● **Problem to work on**
Your answer should be only a number: how many lines include the word "components".

[Data records]
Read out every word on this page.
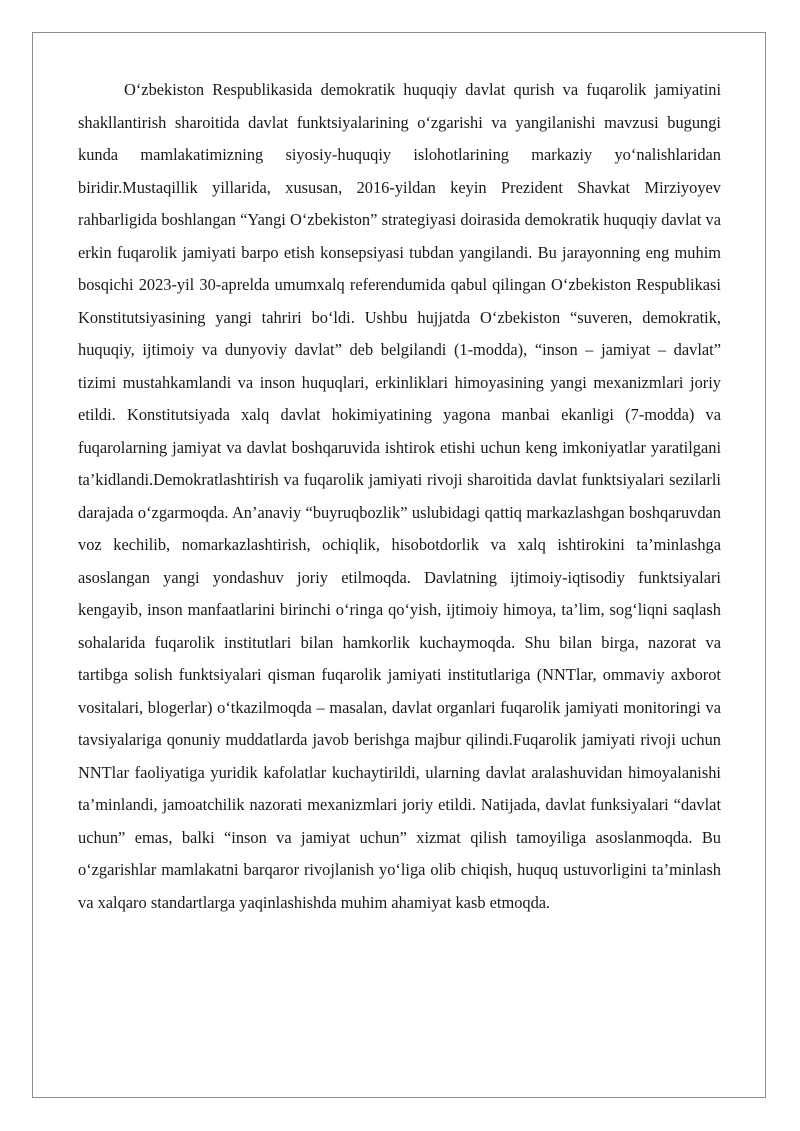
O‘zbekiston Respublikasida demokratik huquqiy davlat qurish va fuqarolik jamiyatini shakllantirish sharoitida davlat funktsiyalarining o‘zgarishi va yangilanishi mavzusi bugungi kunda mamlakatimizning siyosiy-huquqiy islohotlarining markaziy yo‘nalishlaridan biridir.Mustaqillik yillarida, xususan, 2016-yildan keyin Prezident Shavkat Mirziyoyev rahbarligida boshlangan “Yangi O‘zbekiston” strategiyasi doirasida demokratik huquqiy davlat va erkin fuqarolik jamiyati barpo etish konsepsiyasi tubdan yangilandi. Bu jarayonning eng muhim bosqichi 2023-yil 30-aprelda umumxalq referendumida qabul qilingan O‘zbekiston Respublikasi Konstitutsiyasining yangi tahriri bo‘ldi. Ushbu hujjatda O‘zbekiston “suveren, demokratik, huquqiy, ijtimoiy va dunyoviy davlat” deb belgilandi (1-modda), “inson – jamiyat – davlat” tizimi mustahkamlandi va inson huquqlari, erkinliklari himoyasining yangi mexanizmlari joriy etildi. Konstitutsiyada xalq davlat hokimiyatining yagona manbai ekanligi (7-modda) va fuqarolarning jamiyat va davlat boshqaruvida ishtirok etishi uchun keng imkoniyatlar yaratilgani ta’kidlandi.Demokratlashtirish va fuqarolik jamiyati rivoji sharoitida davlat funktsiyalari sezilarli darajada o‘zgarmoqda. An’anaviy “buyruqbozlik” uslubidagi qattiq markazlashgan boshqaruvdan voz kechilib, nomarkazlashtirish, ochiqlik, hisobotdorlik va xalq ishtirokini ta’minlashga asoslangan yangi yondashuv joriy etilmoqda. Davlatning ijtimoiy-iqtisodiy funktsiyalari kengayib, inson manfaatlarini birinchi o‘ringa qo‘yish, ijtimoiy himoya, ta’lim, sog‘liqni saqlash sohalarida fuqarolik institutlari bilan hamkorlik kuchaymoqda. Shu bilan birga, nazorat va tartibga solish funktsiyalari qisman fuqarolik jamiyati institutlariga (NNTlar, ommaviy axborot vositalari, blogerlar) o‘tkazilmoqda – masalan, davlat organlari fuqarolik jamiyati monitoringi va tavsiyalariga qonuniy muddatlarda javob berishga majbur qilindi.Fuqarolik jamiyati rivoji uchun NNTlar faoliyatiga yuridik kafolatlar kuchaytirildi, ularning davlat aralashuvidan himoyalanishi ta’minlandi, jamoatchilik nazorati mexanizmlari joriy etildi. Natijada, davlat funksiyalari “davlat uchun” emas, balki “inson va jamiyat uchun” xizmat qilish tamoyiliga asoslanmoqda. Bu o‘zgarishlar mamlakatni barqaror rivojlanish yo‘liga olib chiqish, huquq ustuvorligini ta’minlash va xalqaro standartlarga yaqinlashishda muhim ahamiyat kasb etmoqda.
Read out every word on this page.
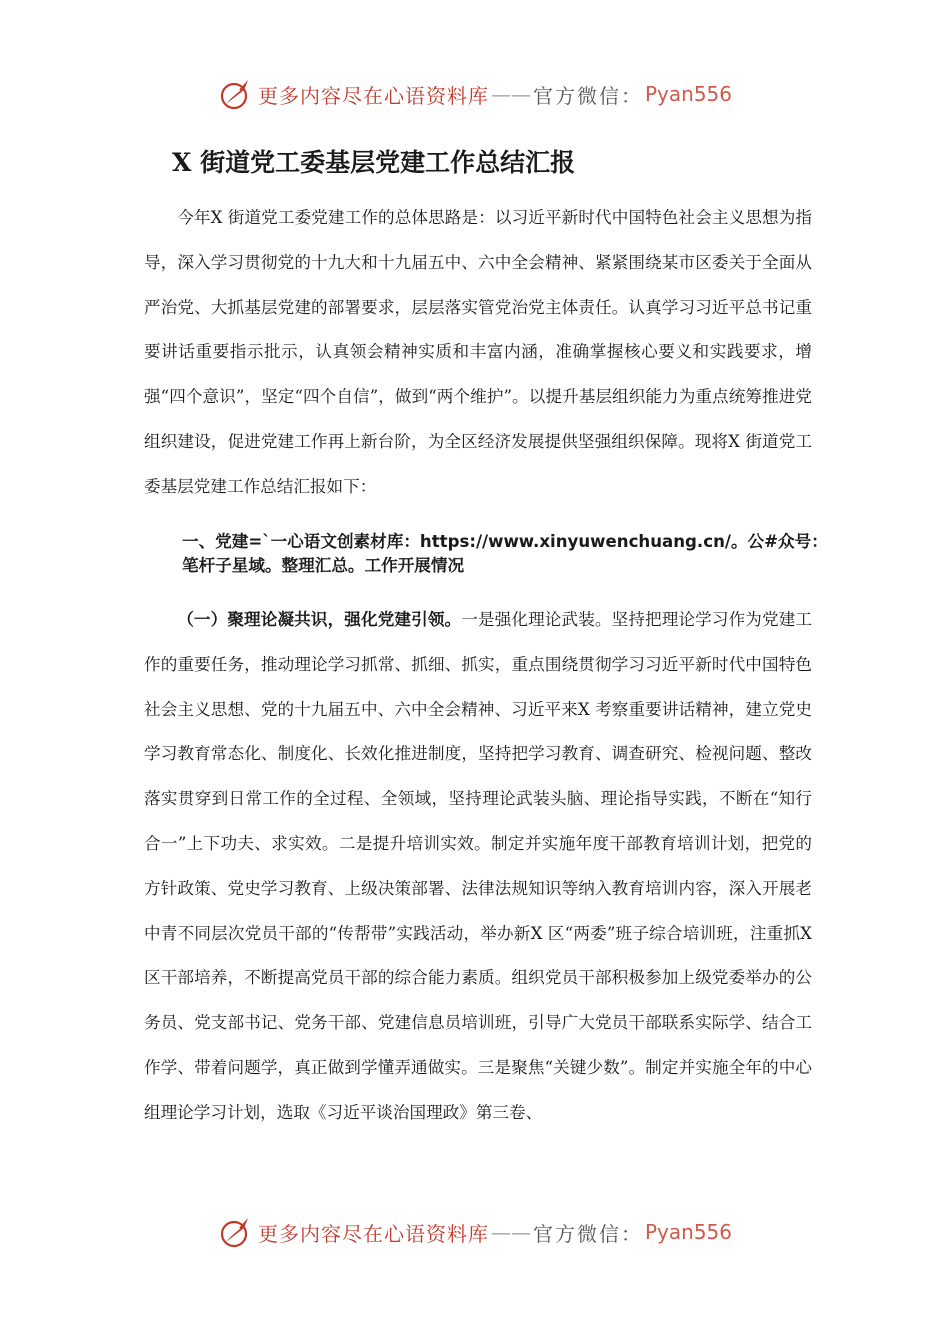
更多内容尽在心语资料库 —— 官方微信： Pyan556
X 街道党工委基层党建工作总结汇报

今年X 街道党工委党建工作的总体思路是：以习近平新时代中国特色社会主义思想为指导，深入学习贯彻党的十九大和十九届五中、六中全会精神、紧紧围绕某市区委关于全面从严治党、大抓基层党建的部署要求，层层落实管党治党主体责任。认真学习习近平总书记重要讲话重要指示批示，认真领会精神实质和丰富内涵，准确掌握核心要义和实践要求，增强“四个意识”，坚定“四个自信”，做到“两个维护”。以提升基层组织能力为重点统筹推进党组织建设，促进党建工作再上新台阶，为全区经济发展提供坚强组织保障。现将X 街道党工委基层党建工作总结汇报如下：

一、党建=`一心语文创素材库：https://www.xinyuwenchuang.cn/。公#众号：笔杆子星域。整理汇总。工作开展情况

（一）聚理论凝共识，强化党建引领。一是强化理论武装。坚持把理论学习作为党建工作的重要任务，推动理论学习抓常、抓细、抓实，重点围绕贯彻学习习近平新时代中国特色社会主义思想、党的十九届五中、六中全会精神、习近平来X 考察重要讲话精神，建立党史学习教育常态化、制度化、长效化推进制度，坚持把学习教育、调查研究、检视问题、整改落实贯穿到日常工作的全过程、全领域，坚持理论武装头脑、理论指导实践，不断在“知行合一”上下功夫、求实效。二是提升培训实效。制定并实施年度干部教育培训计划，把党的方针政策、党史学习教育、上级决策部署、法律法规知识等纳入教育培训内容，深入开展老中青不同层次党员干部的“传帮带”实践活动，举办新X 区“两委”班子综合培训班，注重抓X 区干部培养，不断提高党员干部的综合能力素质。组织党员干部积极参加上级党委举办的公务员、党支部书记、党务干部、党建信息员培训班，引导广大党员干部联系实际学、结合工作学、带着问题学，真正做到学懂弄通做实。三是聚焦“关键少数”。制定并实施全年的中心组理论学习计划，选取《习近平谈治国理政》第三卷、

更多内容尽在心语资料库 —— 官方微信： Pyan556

==

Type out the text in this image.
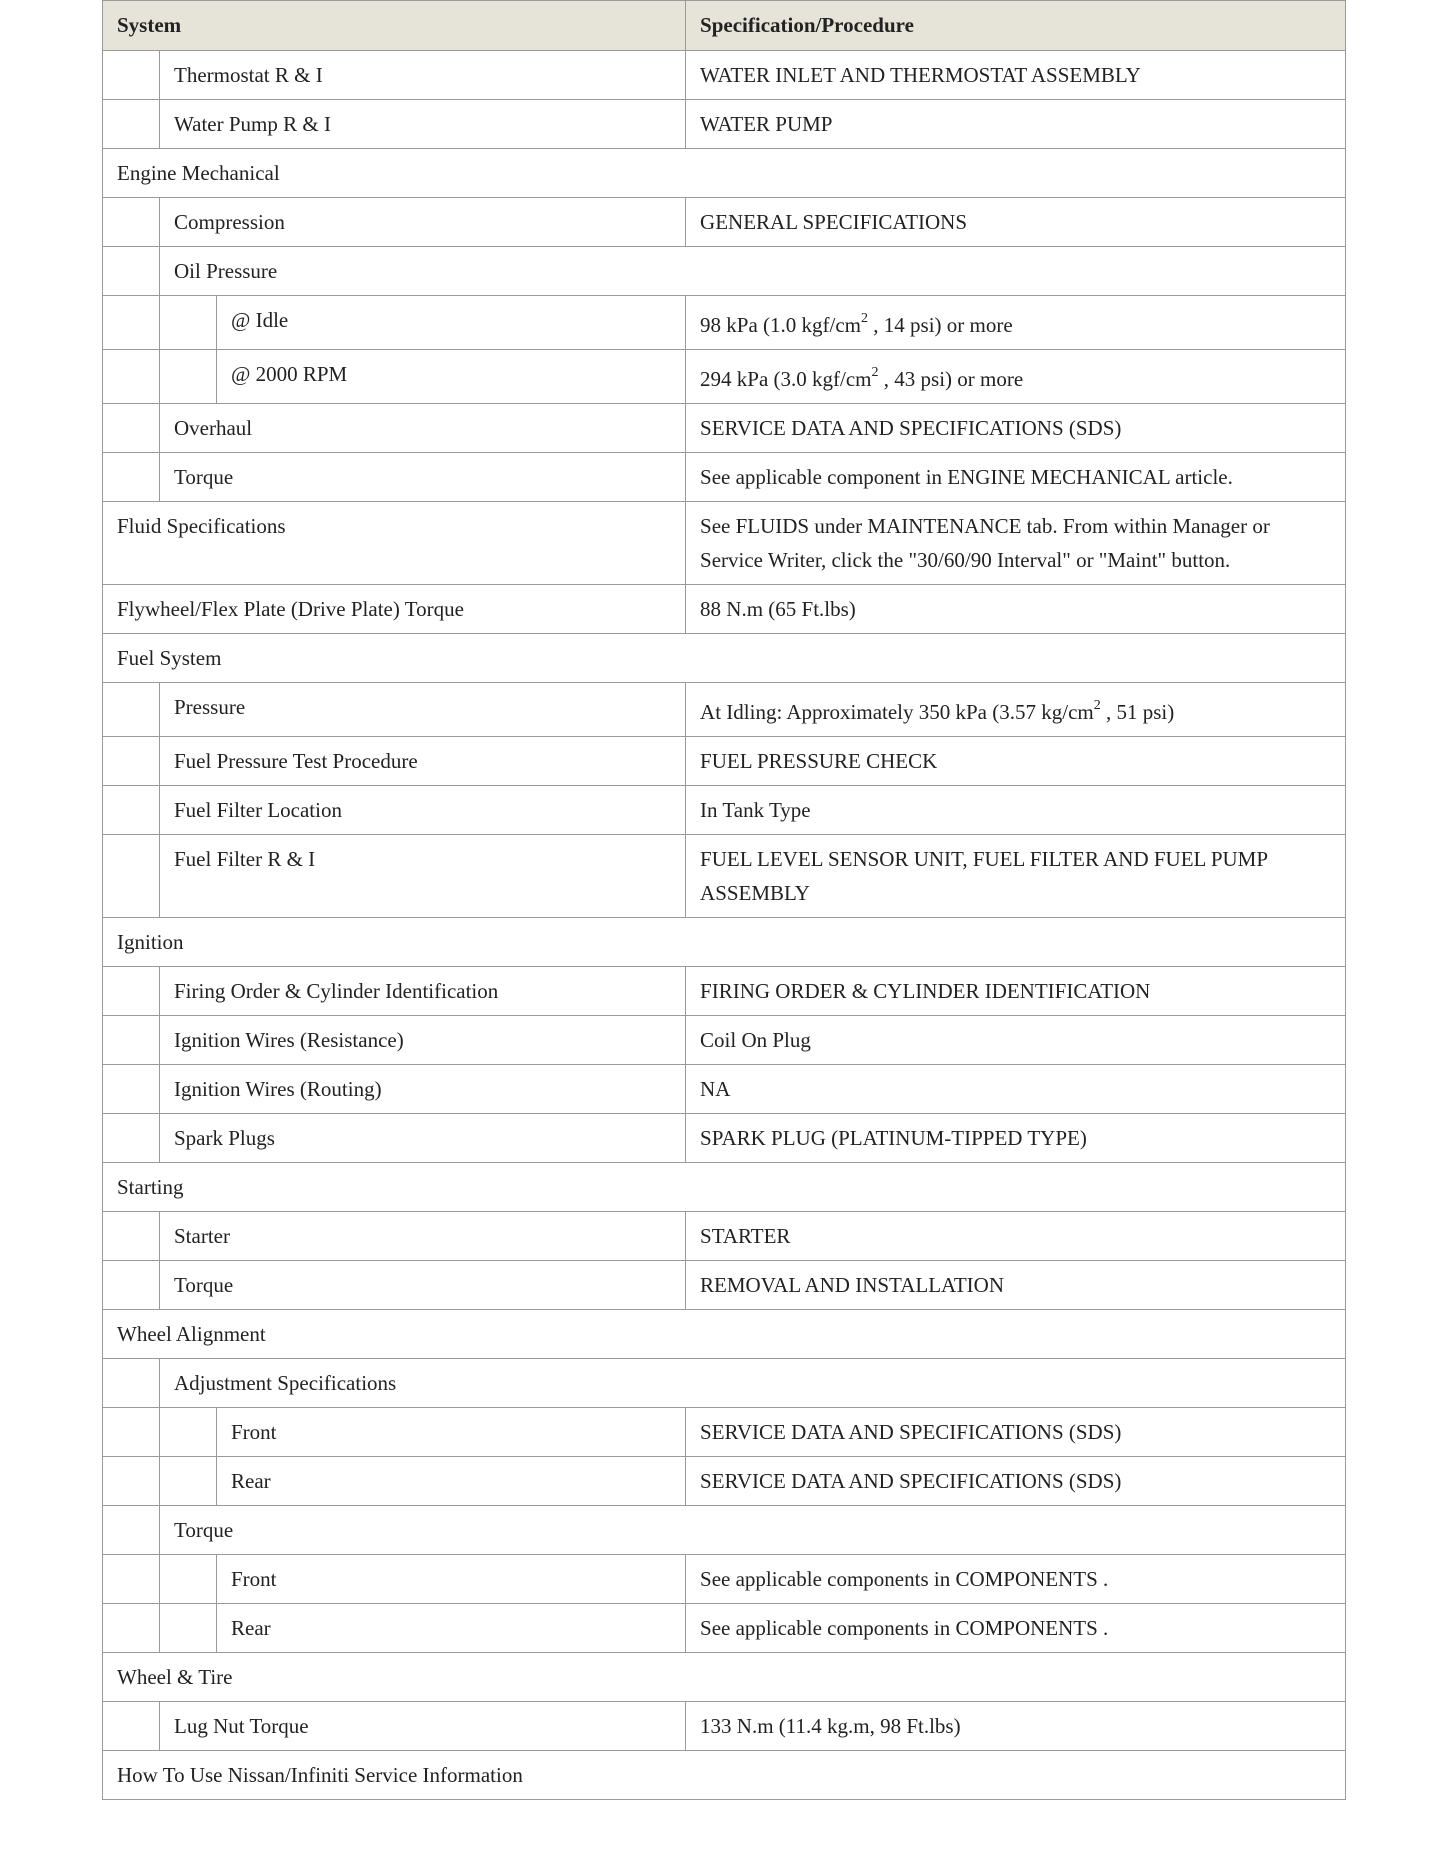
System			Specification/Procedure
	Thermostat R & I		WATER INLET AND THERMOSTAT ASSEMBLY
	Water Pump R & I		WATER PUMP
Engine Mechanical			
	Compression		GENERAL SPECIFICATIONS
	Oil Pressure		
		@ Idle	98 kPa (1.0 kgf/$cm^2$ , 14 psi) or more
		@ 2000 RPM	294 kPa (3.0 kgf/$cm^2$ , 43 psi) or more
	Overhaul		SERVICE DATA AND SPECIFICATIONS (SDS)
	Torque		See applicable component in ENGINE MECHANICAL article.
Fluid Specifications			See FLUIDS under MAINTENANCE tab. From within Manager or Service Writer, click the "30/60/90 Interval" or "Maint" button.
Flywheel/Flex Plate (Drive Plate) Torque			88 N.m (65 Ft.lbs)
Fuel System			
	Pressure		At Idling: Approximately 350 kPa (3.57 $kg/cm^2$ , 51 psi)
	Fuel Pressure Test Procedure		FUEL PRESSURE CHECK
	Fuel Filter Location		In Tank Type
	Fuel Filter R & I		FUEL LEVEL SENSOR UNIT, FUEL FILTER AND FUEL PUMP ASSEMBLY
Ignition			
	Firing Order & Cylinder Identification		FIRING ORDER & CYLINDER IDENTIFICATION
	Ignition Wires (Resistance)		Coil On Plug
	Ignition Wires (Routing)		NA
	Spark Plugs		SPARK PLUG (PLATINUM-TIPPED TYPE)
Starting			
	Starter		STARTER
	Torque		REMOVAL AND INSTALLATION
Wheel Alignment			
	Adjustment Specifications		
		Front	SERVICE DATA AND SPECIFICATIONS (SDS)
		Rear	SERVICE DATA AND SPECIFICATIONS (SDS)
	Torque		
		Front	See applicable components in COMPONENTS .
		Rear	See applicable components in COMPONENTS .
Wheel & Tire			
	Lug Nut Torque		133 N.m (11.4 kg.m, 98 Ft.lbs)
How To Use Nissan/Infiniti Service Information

--

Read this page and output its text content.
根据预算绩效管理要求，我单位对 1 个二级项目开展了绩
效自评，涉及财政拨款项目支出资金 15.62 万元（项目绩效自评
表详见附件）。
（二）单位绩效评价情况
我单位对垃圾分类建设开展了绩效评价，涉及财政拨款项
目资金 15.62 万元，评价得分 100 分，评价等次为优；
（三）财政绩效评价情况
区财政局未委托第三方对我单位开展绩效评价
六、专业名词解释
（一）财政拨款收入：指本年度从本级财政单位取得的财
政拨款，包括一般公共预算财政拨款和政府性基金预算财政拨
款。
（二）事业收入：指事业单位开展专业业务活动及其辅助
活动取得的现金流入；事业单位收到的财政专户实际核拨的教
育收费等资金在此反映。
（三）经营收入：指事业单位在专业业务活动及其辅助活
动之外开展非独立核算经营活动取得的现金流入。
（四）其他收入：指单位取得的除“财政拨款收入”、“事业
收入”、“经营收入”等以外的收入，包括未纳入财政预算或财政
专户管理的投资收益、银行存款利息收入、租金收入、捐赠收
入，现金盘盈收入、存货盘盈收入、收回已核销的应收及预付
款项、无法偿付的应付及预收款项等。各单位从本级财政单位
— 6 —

● **Answer to this exercise**
2